- AIM OF THE EXERCISE:
Repeat every record below exactly, but leave out any pictures.
## START EXTRACTED INFORMATION
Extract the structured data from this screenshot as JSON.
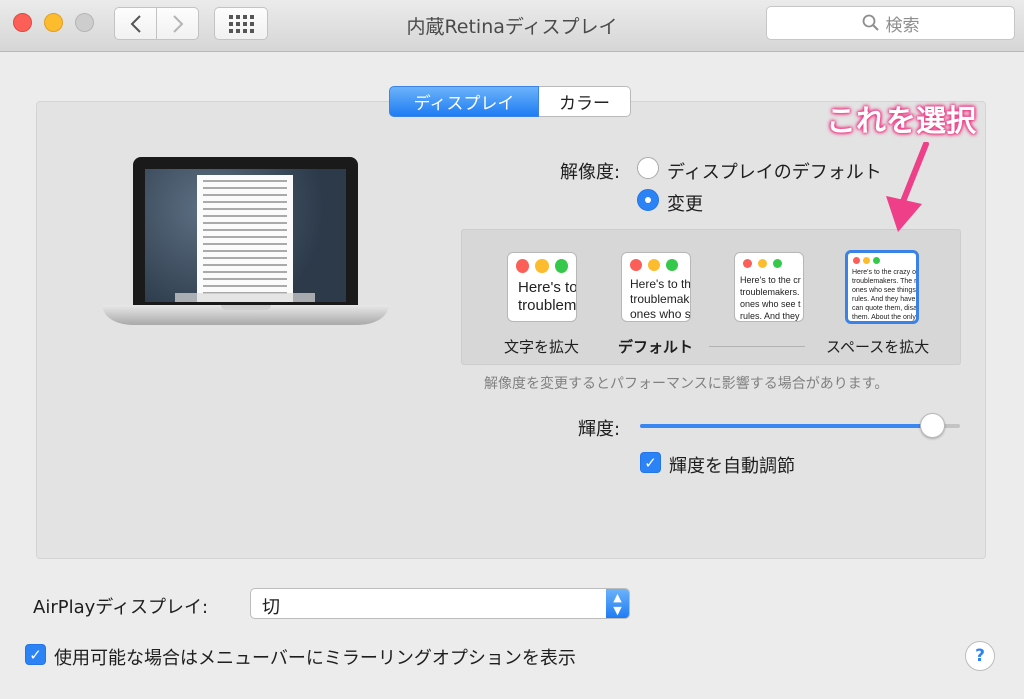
{
  "window": {
    "title": "内蔵Retinaディスプレイ",
    "search_placeholder": "検索"
  },
  "toolbar": {
    "back_icon": "chevron-left-icon",
    "forward_icon": "chevron-right-icon",
    "grid_icon": "grid-icon"
  },
  "tabs": [
    {
      "label": "ディスプレイ",
      "active": true
    },
    {
      "label": "カラー",
      "active": false
    }
  ],
  "resolution": {
    "label": "解像度:",
    "options": [
      {
        "label": "ディスプレイのデフォルト",
        "selected": false
      },
      {
        "label": "変更",
        "selected": true
      }
    ],
    "scales": [
      {
        "label": "文字を拡大",
        "sample": "Here's to\ntroublem",
        "selected": false
      },
      {
        "label": "デフォルト",
        "sample": "Here's to th\ntroublemak\nones who s",
        "selected": false
      },
      {
        "label": "",
        "sample": "Here's to the cr\ntroublemakers.\nones who see t\nrules. And they",
        "selected": false
      },
      {
        "label": "スペースを拡大",
        "sample": "Here's to the crazy one\ntroublemakers. The rou\nones who see things dif\nrules. And they have no\ncan quote them, disagr\nthem. About the only th\nBecause they change th",
        "selected": true
      }
    ],
    "note": "解像度を変更するとパフォーマンスに影響する場合があります。"
  },
  "brightness": {
    "label": "輝度:",
    "level": 0.92,
    "auto_label": "輝度を自動調節",
    "auto_checked": true
  },
  "annotation": {
    "text": "これを選択",
    "color": "#ef3f88"
  },
  "airplay": {
    "label": "AirPlayディスプレイ:",
    "value": "切",
    "mirror_label": "使用可能な場合はメニューバーにミラーリングオプションを表示",
    "mirror_checked": true
  },
  "help": {
    "label": "?"
  },
  "colors": {
    "accent": "#2b83f6",
    "background": "#ececec",
    "panel": "#e3e3e3"
  }
}
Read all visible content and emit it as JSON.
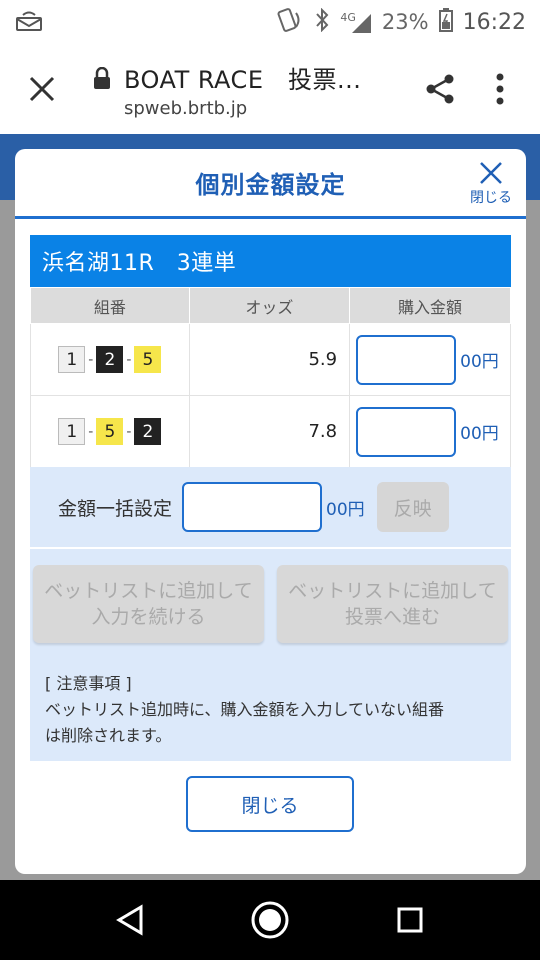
{
  "status_bar": {
    "network": "4G",
    "battery": "23%",
    "time": "16:22"
  },
  "browser": {
    "title": "BOAT RACE　投票...",
    "url": "spweb.brtb.jp"
  },
  "modal": {
    "title": "個別金額設定",
    "close_label": "閉じる",
    "race": "浜名湖11R　3連単",
    "table": {
      "headers": [
        "組番",
        "オッズ",
        "購入金額"
      ],
      "rows": [
        {
          "combo": [
            "1",
            "2",
            "5"
          ],
          "odds": "5.9",
          "amount": "",
          "unit": "00円"
        },
        {
          "combo": [
            "1",
            "5",
            "2"
          ],
          "odds": "7.8",
          "amount": "",
          "unit": "00円"
        }
      ]
    },
    "lump": {
      "label": "金額一括設定",
      "value": "",
      "unit": "00円",
      "reflect": "反映"
    },
    "actions": {
      "continue_line1": "ベットリストに追加して",
      "continue_line2": "入力を続ける",
      "proceed_line1": "ベットリストに追加して",
      "proceed_line2": "投票へ進む"
    },
    "notes": {
      "title": "[ 注意事項 ]",
      "line1": "ベットリスト追加時に、購入金額を入力していない組番",
      "line2": "は削除されます。"
    },
    "close_button": "閉じる"
  },
  "colors": {
    "accent": "#1f6fcf",
    "race_header": "#0a82e6",
    "panel_bg": "#dce9fa",
    "boat_1": "#f0f0f0",
    "boat_2": "#222222",
    "boat_5": "#f6e64b"
  }
}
## END EXTRACTED INFORMATION
- CORRECT RESPONSE:
Extract the structured data from this screenshot as JSON.
{
  "window": {
    "title": "内蔵Retinaディスプレイ",
    "search_placeholder": "検索"
  },
  "toolbar": {
    "back_icon": "chevron-left-icon",
    "forward_icon": "chevron-right-icon",
    "grid_icon": "grid-icon"
  },
  "tabs": [
    {
      "label": "ディスプレイ",
      "active": true
    },
    {
      "label": "カラー",
      "active": false
    }
  ],
  "resolution": {
    "label": "解像度:",
    "options": [
      {
        "label": "ディスプレイのデフォルト",
        "selected": false
      },
      {
        "label": "変更",
        "selected": true
      }
    ],
    "scales": [
      {
        "label": "文字を拡大",
        "sample": "Here's to\ntroublem",
        "selected": false
      },
      {
        "label": "デフォルト",
        "sample": "Here's to th\ntroublemak\nones who s",
        "selected": false
      },
      {
        "label": "",
        "sample": "Here's to the cr\ntroublemakers.\nones who see t\nrules. And they",
        "selected": false
      },
      {
        "label": "スペースを拡大",
        "sample": "Here's to the crazy one\ntroublemakers. The rou\nones who see things dif\nrules. And they have no\ncan quote them, disagr\nthem. About the only th\nBecause they change th",
        "selected": true
      }
    ],
    "note": "解像度を変更するとパフォーマンスに影響する場合があります。"
  },
  "brightness": {
    "label": "輝度:",
    "level": 0.92,
    "auto_label": "輝度を自動調節",
    "auto_checked": true
  },
  "annotation": {
    "text": "これを選択",
    "color": "#ef3f88"
  },
  "airplay": {
    "label": "AirPlayディスプレイ:",
    "value": "切",
    "mirror_label": "使用可能な場合はメニューバーにミラーリングオプションを表示",
    "mirror_checked": true
  },
  "help": {
    "label": "?"
  },
  "colors": {
    "accent": "#2b83f6",
    "background": "#ececec",
    "panel": "#e3e3e3"
  }
}
Read all visible content and emit it as JSON.
{
  "status_bar": {
    "network": "4G",
    "battery": "23%",
    "time": "16:22"
  },
  "browser": {
    "title": "BOAT RACE　投票...",
    "url": "spweb.brtb.jp"
  },
  "modal": {
    "title": "個別金額設定",
    "close_label": "閉じる",
    "race": "浜名湖11R　3連単",
    "table": {
      "headers": [
        "組番",
        "オッズ",
        "購入金額"
      ],
      "rows": [
        {
          "combo": [
            "1",
            "2",
            "5"
          ],
          "odds": "5.9",
          "amount": "",
          "unit": "00円"
        },
        {
          "combo": [
            "1",
            "5",
            "2"
          ],
          "odds": "7.8",
          "amount": "",
          "unit": "00円"
        }
      ]
    },
    "lump": {
      "label": "金額一括設定",
      "value": "",
      "unit": "00円",
      "reflect": "反映"
    },
    "actions": {
      "continue_line1": "ベットリストに追加して",
      "continue_line2": "入力を続ける",
      "proceed_line1": "ベットリストに追加して",
      "proceed_line2": "投票へ進む"
    },
    "notes": {
      "title": "[ 注意事項 ]",
      "line1": "ベットリスト追加時に、購入金額を入力していない組番",
      "line2": "は削除されます。"
    },
    "close_button": "閉じる"
  },
  "colors": {
    "accent": "#1f6fcf",
    "race_header": "#0a82e6",
    "panel_bg": "#dce9fa",
    "boat_1": "#f0f0f0",
    "boat_2": "#222222",
    "boat_5": "#f6e64b"
  }
}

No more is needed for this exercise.